§ Goal 1
According to the passage on Ruby and the rockabilly scene, which two artists did Duke tour with in the 1950s?

§ Reading text
--- START ---
The show turns into a late-night jam session with Duke, who turns out to have been a 1950s rockabilly artist who toured with country with the likes of Elvis Presley and Carl Perkins. As Ruby sings and plays guitar with the other kids at the show, Duke singles her out and compliments her voice. Soon Ruby and her pal, Chris, are spending all their free time with Duke and his wife, soaking up lessons in music and history. She’s especially interested in women singers like Janis Martin, Wanda Jackson, and Lorrie Collins.

But as Ruby dives deep into the 1950s scene and introduces Duke to her family, she realizes that he is a product of the racism of that era. Musicians of color and women’s voices were exploited for hit records, but ultimately white men ruled the charts and reaped the benefits. She realizes she can’t face Duke again until she and her dad have researched the real roots of the music she loves and figured out her place, as a mixed-race woman, in the scene.

This chapter was the most challenging and the most fun to research and write. If I had time to become part of another scene, rockabilly would be it. Like Ruby, I especially enjoyed learning about the women and black musicians whose names are no longer household words but who helped build rock’n’roll from the ground up. Starting with Rosetta Tharpe:

Ike Turner, with his Kings of Rhythm band (credited on the record as Jackie Brenston and His Delta Cats), made what was arguably billed as the first rock’n’roll record:

Janis Martin, the “female Elvis” was a teenage girl who wrote and sang rockabilly in the mid-1950s. Her career was wrecked after a secret teen marriage led to pregnancy and exile from the business.

Wanda Jackson is still going strong as a rockabilly singer:

Lorrie Collins performed with little brother guitar whiz Larry as the Collins Kids and as a solo artist:

Ruby discovers black performers like Ruth Brown:

And Ray Sharpe:

And of course there would be no rock’n’roll without Chuck Berry, Bo Diddley, Little Richard, and Fats Domino. Ruby confronts Duke with her research, and he acknowledges the debt owed to all these musicians—and his regrets about the past.

Ruby and Jason begin to build their own musical alliance when he makes her a birthday mixtape containing his loves and hers, along with all the music their parents have taught them about through the years. Ruby’s still ready to take on the rockabilly world—but on her own terms.


Chapter 11: Stacy, 1987

Stacy’s happily married now and expecting a child. She and Greg have moved to the section of Arboria Park near the creek, the area that was Evelyn’s dream back when Stacy was a child. But now Evelyn’s upset because Stacy isn’t living in the elegant new neighborhood Olga has moved to with her wealthy second husband.

It’s hardly the only thing Stacy and Evelyn are at odds about. Matt and Jeff are together, also living in Arboria Park. Evelyn blames Stacy, and right when Stacy would most like her mom’s help and guidance, they’re not getting along.

Stacy has found a new friend and mother substitute in neighbor Mona, JC’s aunt, who teaches Stacy how to garden. And she continues wandering the neighborhood and making new friends, so she’s not lonely. But it still stings that she can’t count on her mom.
--- END ---
§ Information supplied
--- START ---
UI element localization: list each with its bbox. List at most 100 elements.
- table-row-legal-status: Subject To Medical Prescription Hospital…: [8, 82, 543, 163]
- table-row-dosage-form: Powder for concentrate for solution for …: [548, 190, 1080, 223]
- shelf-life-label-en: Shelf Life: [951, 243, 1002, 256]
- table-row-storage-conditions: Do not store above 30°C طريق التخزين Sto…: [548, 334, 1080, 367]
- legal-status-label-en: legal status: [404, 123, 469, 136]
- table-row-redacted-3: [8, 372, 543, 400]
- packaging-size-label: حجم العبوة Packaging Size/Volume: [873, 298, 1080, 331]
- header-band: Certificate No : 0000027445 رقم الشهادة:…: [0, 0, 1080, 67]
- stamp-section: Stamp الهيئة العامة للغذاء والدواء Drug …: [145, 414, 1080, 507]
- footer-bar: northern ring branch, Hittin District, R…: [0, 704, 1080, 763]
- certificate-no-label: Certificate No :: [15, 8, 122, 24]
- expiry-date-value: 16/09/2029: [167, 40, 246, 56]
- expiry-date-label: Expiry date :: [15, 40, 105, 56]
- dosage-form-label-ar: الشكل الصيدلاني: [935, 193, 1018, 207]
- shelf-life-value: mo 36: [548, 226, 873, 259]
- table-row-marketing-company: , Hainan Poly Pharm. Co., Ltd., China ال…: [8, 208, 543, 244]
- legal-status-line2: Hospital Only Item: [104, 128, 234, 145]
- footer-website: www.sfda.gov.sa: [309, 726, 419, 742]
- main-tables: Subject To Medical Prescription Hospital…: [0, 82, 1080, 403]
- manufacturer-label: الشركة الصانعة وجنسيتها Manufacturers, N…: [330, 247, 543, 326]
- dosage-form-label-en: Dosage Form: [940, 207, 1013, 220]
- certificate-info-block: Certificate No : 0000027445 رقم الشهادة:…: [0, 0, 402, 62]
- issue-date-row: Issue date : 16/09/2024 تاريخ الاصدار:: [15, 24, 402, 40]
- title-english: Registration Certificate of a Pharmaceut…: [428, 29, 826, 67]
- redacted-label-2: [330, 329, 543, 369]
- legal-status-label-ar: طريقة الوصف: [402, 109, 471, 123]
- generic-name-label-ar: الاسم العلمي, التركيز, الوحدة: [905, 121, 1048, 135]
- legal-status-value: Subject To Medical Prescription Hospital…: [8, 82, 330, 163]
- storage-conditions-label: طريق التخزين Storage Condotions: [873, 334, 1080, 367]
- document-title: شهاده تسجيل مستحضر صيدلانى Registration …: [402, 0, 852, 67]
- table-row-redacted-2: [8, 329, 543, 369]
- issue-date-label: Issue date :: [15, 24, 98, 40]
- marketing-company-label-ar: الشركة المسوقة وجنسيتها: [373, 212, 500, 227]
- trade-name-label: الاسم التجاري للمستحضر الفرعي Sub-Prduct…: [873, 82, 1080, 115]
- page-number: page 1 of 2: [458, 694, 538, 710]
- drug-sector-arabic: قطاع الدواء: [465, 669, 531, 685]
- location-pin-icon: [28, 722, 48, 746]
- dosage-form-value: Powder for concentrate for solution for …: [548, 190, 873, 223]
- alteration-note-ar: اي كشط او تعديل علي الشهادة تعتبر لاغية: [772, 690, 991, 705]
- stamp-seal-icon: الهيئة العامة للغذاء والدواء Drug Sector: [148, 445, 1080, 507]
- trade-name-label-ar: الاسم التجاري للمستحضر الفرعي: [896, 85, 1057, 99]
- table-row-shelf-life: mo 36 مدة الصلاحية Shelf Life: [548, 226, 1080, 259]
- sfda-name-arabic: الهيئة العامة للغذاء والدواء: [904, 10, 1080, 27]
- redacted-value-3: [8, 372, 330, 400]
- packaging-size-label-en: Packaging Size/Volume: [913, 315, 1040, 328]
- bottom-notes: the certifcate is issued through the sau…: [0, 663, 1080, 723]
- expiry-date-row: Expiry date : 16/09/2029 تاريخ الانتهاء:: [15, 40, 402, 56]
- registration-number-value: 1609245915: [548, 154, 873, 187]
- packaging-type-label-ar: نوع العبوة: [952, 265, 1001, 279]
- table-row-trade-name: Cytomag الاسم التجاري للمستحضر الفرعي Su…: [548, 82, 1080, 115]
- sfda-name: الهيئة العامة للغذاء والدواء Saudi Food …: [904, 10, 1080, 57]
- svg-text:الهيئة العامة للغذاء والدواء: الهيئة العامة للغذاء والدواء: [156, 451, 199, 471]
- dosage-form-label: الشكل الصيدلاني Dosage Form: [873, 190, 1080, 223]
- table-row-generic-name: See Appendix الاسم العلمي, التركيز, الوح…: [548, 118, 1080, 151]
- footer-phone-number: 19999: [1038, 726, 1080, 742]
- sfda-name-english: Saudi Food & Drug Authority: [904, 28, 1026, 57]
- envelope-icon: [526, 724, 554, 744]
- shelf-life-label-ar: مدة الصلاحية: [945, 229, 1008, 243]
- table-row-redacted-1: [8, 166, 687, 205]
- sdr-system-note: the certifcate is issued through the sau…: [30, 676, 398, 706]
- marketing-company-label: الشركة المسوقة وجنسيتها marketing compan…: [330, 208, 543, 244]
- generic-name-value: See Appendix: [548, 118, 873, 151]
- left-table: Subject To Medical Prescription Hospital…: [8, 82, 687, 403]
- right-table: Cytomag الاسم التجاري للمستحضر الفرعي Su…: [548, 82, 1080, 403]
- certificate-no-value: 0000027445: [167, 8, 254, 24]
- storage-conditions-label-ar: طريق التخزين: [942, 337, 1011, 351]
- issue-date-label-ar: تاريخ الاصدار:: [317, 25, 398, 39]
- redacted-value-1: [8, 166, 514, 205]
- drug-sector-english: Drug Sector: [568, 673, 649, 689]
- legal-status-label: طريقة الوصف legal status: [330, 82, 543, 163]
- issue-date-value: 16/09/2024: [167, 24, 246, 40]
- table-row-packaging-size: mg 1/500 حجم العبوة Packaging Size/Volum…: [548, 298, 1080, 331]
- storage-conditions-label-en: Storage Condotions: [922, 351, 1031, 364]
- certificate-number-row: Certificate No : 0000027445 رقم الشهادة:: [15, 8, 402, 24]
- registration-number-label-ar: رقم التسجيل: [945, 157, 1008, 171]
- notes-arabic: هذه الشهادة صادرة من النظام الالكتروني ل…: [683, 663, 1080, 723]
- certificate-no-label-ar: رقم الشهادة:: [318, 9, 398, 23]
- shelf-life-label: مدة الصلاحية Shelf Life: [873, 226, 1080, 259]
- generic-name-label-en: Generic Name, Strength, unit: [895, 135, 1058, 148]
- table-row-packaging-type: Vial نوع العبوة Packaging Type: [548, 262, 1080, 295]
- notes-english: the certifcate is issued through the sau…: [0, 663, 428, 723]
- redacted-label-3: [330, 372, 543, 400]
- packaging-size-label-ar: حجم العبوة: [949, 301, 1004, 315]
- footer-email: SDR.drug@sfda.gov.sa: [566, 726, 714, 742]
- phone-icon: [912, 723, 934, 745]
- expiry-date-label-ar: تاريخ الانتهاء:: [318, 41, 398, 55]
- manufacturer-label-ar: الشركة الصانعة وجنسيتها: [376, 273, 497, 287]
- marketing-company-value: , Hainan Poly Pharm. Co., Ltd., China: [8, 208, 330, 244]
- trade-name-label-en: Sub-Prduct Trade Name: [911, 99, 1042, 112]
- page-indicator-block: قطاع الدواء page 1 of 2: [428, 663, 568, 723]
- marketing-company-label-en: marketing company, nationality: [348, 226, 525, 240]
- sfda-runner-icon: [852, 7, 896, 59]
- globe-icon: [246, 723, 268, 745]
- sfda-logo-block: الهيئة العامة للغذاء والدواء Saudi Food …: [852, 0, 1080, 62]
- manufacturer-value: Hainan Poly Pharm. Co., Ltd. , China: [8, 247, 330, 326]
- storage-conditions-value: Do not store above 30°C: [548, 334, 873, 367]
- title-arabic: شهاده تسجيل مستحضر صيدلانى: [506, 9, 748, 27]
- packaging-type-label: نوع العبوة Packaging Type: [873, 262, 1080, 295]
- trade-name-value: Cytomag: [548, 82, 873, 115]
--- END ---
§ Goal 2
Return every line of the rows that contains the string "الصانعة". Case counts.

§ Exercise answer 1
Elvis Presley and Carl Perkins

§ Exercise answer 2
- manufacturer-label: الشركة الصانعة وجنسيتها Manufacturers, N…: [330, 247, 543, 326]
- manufacturer-label-ar: الشركة الصانعة وجنسيتها: [376, 273, 497, 287]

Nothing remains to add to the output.